**Source text:**
Segment Open
Here, we've highlighted two key markets that we wanted to build out as we entered into commercializing our products and here was the United States and Japan and you know what? Thank God, James, we made those investments, 'cause you can see how it's proven out in the performance so far with TIVDAK and here is we've been competing very vigorously with EPKINLY in the marketplace. Now, as we transition to 2024, the driver of the growth is really gonna be the annualization impact of the investments we've made. Now, there you should be thinking about the U.S. launch for EPKINLY being in May, as well as the launch for EPKINLY in Japan coming later in the year, in November, so it'll be a much more significant annualization impact.

But the net is, really, if we step back, that we have a really focused, disciplined, bottom-up approach to investment. We're really now focused on allocating the incremental investment into these potentially revenue-generating, Phase IIIs and we won't shy away from making those investments if it makes sense to do so. Hopefully, that gives you a nice, picture and then the final message just to wrap up this has been entirely consistent. If we zoom back, I said you can go back look at the transcript from last february and I bet it's 95% the same message, so hopefully that helps.

James Gordon
European Pharma and Biotech Analyst, JPMorgan

Thank you for the consistent message.
Segment Closed
**Work required:** Continue the call transcript about investment in EPKINLY and TIVDAK from where it stops.

**Information:**
Segment Open
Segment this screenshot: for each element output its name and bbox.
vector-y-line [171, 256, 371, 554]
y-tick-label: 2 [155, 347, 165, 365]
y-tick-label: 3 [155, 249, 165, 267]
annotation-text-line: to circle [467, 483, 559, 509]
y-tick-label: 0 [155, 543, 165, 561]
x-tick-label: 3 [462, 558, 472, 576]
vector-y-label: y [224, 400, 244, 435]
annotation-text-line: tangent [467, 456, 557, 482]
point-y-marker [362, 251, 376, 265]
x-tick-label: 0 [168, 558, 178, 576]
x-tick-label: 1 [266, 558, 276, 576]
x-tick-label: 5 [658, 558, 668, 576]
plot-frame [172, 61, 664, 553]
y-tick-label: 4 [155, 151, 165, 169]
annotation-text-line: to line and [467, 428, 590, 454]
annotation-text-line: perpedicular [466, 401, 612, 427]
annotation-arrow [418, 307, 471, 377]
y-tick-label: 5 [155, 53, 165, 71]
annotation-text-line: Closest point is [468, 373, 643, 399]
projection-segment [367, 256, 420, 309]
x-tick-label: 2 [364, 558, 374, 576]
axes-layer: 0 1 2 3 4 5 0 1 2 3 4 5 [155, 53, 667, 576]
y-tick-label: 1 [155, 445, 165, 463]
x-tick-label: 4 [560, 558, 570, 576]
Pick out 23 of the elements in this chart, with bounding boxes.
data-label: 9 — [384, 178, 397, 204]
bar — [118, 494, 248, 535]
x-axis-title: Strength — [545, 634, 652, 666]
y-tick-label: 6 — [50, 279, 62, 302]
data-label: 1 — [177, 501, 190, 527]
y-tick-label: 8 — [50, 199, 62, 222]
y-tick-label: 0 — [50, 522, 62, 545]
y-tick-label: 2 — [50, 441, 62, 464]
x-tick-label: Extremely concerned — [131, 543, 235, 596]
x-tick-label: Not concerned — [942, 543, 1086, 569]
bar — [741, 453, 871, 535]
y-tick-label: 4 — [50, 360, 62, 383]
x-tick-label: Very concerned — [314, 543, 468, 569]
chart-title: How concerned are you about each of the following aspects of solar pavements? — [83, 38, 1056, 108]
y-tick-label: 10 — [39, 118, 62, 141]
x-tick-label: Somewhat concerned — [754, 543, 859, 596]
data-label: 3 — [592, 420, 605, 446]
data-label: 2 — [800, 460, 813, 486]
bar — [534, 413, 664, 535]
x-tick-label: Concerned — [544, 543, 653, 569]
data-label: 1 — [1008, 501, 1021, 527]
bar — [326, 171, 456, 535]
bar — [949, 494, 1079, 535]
Segment Closed
**Answer section:**
Anthony Mancini
EVP and COO, Genmab

There you go.

James Gordon
European Pharma and Biotech Analyst, JPMorgan

We're almost out of time. There's lots of pipeline I could ask about but maybe one earlier project. Jan, you mentioned CD3 B7H4 and that's Phase I data and I don't believe we've seen any data for that before. So what are we gonna see for that? And am I right, that's an unpartnered asset, what might you do with that?

Jan van de Winkel
President and CEO, Genmab

T his is a very exciting T-cell engager for the treatment of solid tumors and that has been very difficult. CAR T or T-cell engagers for solid cancers have not been very successful until now and we are seeing very encouraging signals with the DuoBody in the dose escalation. We've done a mix of different tumors at least 10 different cancers and we have now reached the optimal dose. From that, we can conclude, James, that we have seen signals there during the dose escalation and that it was also safe to give that bispecific T-cell engager and we used a very unique composition of that engager. We have not yet disclosed what uniquenesses of that engager but B7H4 gets more and more popular.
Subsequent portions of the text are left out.